> [Pasaje proporcionado]:
┄┄┄┄┄┄┄┄┄┄┄┄┄┄┄┄┄┄┄┄
​El Anti-Maquiavelo​ (1854) de Federico II el Grande
Capítulo XVIII
Nota: Se respeta la ortografía original de la época.


Exámen.

Maquiavelo se atreve a asegurar en este capítulo que los príncipes pueden engañar al mundo si saben disimular: por esta incalificable proposicion debo empezar a combatirle.

Todos conocemos hasta donde alcanza la curiosidad pública. El público es un monstruo que todo lo vé, todo lo oye y todo lo divulga. Cuando su curiosidad se dedica a escudriñar la conducta de los particulares, no lleva mas objeto que el de entretener a los ociosos; pero cuando examina el carácter de los príncipes, es porque su propio interes le mueve a ello. Así es que los príncipes estan mas espuestos que los demas hombres al exámen y a la censura del mundo. Son como los astros, que sirven de blanco al ojo del astrónomo observador. Un jesto, una sola mirada puede hacerles traicion; los cortesanos hacen diariamente sus comentarios; el pueblo forma sus conjeturas, y de ellas depende con frecuencia el mayor o menor afecto que le demuestran sus súbditos. En suma, es tan imposible que el príncipe pueda ocultar sus defectos a los ojos del pueblo como que pueda el Sol ocultar a los ojos del astrónomo las manchas que se observan en su disco.
┄┄┄┄┄┄┄┄┄┄┄┄┄┄┄┄┄┄┄┄
(Anotaciones de cuadros delimitadores)
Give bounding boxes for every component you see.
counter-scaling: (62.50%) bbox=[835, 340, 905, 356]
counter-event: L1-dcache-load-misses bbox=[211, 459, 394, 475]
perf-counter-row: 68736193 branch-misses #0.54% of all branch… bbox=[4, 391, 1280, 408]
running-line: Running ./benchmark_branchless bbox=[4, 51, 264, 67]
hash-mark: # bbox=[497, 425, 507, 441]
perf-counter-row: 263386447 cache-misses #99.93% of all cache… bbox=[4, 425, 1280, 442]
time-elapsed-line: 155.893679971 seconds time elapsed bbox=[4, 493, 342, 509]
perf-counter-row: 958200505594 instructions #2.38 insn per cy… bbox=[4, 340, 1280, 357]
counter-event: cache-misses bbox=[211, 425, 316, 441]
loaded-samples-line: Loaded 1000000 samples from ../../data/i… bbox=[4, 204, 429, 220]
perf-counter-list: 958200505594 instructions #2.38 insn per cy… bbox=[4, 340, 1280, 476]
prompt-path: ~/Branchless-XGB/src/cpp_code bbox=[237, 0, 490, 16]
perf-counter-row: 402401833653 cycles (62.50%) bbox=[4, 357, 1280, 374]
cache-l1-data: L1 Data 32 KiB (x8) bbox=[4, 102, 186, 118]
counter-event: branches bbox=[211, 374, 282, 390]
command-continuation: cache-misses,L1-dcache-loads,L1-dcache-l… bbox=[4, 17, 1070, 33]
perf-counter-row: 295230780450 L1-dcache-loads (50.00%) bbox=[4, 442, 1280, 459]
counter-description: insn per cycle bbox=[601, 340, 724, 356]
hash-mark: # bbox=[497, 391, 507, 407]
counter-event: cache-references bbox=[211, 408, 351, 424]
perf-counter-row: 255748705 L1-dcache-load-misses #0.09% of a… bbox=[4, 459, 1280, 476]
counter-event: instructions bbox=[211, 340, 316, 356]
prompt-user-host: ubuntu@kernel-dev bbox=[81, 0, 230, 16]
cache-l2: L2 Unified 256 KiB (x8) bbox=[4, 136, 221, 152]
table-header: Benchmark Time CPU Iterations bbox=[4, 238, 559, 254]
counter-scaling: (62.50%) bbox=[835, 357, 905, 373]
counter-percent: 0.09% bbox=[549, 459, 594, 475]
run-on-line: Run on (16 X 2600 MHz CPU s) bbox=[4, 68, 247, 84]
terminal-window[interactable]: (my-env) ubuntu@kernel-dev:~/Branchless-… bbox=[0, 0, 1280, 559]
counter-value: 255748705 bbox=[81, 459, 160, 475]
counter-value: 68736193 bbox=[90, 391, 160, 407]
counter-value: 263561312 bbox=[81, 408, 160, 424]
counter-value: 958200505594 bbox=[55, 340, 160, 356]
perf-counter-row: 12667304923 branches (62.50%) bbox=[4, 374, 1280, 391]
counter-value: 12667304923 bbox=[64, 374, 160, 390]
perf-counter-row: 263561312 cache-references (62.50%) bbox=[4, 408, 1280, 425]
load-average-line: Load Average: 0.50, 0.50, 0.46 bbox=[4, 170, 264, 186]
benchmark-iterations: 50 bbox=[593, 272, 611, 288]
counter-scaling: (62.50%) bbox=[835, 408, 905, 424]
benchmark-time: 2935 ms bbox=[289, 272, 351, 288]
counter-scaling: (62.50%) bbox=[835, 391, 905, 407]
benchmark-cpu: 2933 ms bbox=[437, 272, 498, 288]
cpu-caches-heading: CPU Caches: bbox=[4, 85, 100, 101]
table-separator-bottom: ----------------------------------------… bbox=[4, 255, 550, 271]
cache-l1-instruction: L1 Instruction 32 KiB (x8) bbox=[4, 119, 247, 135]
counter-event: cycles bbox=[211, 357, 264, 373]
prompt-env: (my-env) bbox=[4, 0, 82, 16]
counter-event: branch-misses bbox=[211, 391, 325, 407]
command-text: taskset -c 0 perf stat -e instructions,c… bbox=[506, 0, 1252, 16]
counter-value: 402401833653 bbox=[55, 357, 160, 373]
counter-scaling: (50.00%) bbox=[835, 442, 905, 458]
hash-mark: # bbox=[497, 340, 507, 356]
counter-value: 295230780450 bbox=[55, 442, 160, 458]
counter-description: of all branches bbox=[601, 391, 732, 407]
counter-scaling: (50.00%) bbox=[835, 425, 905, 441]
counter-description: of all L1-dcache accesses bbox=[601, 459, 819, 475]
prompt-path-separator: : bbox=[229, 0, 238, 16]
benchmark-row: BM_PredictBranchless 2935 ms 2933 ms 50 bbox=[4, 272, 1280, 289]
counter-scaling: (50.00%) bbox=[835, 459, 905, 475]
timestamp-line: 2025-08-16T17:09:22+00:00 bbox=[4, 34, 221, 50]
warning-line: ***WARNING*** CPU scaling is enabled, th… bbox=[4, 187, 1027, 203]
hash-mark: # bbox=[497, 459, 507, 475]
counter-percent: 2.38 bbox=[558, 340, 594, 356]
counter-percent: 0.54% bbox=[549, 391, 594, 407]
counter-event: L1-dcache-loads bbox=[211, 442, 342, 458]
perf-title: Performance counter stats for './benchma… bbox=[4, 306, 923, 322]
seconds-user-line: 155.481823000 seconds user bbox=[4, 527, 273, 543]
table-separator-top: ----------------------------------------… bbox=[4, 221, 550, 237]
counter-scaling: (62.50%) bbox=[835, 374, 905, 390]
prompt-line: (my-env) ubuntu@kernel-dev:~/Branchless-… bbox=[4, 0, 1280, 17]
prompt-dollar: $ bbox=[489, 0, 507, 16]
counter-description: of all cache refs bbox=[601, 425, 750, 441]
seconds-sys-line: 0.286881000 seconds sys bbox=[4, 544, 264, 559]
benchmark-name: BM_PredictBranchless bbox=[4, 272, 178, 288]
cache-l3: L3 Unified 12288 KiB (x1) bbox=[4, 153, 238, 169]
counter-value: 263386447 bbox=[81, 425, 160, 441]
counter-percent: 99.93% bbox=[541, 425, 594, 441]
┄┄┄┄┄┄┄┄┄┄┄┄┄┄┄┄┄┄┄┄
> [Tareas]:
1) Según el fragmento del Anti-Maquiavelo de arriba, ¿por qué están los príncipes más expuestos que los demás hombres al examen y a la censura del mundo? Responde en una a tres oraciones.
2) Continúa el fragmento del Anti-Maquiavelo a partir de la comparación con las manchas del Sol.

> [Respuestas]:
1) Porque, cuando el público examina el carácter de los príncipes, lo hace movido por su propio interés, y no solo para entretener a los ociosos, como cuando escudriña la conducta de los particulares. Por eso un gesto o una sola mirada del príncipe basta para delatarlo: los cortesanos lo comentan a diario y el pueblo forma sus conjeturas.

2)
Pero, aun cuando la máscara del disimulo bastase a encubrir por algun tiempo la deformidad natural de un príncipe, llegaría un dia, un momento, en que se descubriese, siquiera para respirar; y este solo momento bastaría para satisfacer a los curiosos. En vano trataría de volver a disimular con discursos artificiosamente estudiados; la opinion pública no juzga a los hombres por sus palabras, sinó que compara sus palabras con sus acciones, y sus acciones unas con otras; y nada podrán contra este examen escrupuloso y severo la falsedad ni el disimulo. Nadie sabe representar con propiedad un carácter que no sea el propio. Sixto V, Felipe II y Cromwell tuvieron reputacion de hipócritas y emprendedores, pero no de virtuosos.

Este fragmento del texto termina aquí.